Return each line that holds the word "lane".
— begin —
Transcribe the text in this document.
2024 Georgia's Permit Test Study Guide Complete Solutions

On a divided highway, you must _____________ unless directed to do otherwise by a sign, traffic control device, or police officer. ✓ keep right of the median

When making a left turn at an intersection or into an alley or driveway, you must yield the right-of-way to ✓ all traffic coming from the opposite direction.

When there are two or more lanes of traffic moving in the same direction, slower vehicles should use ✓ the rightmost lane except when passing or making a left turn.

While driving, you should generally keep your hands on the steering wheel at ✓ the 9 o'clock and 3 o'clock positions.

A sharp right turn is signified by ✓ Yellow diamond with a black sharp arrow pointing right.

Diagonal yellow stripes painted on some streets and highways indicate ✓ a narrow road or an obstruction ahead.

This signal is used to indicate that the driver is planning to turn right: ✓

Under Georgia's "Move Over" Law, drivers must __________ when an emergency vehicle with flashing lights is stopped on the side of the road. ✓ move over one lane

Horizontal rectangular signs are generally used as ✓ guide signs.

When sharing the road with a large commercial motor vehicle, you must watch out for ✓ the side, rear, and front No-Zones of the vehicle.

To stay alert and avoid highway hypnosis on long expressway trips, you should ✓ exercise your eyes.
— end —
#### [Response for this exercise]
When there are two or more lanes of traffic moving in the same direction, slower vehicles should use ✓ the rightmost lane except when passing or making a left turn.
Under Georgia's "Move Over" Law, drivers must __________ when an emergency vehicle with flashing lights is stopped on the side of the road. ✓ move over one lane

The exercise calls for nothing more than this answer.